**Testo dell'esercizio**
#####
La Associazione Internazionale della Cannabis Medica distingue tra effetti collaterali fisici e psichici. Tra quelli fisici, i più frequenti sono:
- Secchezza delle fauci
- Rossore agli occhi
- Disturbi nel movimento
- Debolezza muscolare
- Aumento della frequenza cardiaca
- Diminuzione della pressione arteriosa, con possibili capogiri
Gli effetti collaterali psichici, invece, possono comprendere:
- Euforia
- Sedazione
- Paura di morire
- Sensazione di perdita di controllo
- Diminuzione della memoria
- Alterata percezione del tempo
- Allucinazioni
- Depressione
In genere, però, gli effetti collaterali tipici dell’assunzione di cannabis, che si manifestano subito dopo il consumo, durano poco tempo e scompaiono senza nessun trattamento in poche ore o da uno a tre giorni. Inoltre, gli effetti collaterali si risolvono con l’aumentare della tolleranza: con il tempo, cioè, durante l’uso di cannabis, gli effetti avversi diminuiscono fino a scomparire. La durata e l'intensità degli effetti dipendono dalla dose di sostanza assunta.
È possibile cercare di prevenire le reazioni collaterali indesiderate tramite le seguenti linee guida:
- Assumere dosi ridotte all’inizio del trattamento
- Usare la stessa dose per diversi giorni, monitorando gli effetti
- Aumentare lentamente la dose
- Creare un ambiente sicuro per l’avvio della terapia
Oltre ai comuni effetti collaterali, l’uso di cannabis terapeutica potrebbe esporre ad alcuni rischi, sui quali però sono ancora in corso ricerche, per accertarne l'effettiva presenza in caso di assunzione della sostanza. L’uso di cannabis, per esempio, viene considerato tra i fattori di rischio della psicosi, uno stato mentale descritto dall’Associazione Internazionale di Cannabis Medica come unito a una “perdita di contatto con la realtà”. Secondo uno studio italiano risalente al 2013, “l’uso di cannabis può aumentare il rischio per lo sviluppo di un disturbo psicotico”, ma questa eventualità è valida per i soggetti vulnerabili e predisposti allo sviluppo del disturbo. Un discorso simile vale per la schizofrenia, la cui insorgenza può essere agevolata dall'uso di cannabis, in persone già predisposte.
#####
**Dati**

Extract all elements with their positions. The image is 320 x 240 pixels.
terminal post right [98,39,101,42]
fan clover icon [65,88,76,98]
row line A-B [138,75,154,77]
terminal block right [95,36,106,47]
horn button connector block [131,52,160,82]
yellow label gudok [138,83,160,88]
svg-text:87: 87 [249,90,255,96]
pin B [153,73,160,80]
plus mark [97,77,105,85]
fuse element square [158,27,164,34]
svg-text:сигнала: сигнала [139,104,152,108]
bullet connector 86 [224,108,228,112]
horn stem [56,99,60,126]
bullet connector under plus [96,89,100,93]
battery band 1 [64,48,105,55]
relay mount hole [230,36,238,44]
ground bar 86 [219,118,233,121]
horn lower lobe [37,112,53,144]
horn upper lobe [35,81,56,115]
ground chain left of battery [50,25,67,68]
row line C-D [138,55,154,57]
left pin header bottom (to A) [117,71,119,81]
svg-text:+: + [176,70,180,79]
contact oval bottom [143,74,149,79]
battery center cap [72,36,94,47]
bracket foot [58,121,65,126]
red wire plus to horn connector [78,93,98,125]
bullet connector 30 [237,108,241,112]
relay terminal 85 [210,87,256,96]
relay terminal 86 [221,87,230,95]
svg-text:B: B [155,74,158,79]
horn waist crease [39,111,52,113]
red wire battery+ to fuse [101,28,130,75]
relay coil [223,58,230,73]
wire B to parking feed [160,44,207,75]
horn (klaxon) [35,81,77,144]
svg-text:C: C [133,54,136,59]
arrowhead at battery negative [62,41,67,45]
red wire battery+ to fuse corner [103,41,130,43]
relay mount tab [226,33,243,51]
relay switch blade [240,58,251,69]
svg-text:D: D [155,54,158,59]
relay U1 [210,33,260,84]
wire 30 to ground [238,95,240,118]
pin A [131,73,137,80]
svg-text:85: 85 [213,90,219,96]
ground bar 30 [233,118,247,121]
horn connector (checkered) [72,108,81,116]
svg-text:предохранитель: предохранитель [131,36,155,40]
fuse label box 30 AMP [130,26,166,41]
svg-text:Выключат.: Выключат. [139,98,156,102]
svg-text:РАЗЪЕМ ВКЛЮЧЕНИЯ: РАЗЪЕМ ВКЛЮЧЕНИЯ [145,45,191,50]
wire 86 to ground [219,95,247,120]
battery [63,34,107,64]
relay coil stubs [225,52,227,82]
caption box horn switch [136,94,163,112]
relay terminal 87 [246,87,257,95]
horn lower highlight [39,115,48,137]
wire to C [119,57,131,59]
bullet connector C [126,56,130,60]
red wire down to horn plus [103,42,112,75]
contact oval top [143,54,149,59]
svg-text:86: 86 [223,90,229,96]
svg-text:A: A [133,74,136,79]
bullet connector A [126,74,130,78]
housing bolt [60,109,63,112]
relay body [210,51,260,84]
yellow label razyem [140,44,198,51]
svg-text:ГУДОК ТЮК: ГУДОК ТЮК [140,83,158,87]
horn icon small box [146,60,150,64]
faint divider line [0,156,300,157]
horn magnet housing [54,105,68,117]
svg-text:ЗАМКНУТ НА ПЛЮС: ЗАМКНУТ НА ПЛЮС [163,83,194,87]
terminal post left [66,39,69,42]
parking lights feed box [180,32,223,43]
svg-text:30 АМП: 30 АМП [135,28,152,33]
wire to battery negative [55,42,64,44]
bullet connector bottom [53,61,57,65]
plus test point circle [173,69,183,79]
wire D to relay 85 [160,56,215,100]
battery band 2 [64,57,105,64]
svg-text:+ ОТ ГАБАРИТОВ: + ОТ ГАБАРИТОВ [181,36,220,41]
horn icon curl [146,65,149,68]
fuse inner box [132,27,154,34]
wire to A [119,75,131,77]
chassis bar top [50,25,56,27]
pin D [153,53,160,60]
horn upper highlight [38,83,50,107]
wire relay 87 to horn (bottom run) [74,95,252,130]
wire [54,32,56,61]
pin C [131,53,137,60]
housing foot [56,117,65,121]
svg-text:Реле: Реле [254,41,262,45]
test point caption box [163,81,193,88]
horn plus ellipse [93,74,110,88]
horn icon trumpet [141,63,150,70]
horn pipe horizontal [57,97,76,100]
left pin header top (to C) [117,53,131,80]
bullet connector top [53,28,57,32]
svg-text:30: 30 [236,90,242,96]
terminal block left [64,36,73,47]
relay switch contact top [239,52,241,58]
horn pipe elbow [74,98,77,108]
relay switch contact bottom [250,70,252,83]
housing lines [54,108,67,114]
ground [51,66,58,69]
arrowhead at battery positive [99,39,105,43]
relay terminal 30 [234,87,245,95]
#####
**Esercizio**
Rispondi per favore a queste domande sul testo dedicato agli effetti collaterali della cannabis, una risposta per riga:
1. Quale effetto collaterale fisico viene indicato insieme a possibili capogiri?
2. Da che cosa dipendono la durata e l'intensità degli effetti?
3. Secondo lo studio italiano del 2013, per quali soggetti vale l'aumento del rischio di un disturbo psicotico?
Per svolgere l'esercizio non occorrono i dati.

**Risposta**
1. La diminuzione della pressione arteriosa.
2. Dalla dose di sostanza assunta.
3. Per i soggetti vulnerabili e predisposti allo sviluppo del disturbo.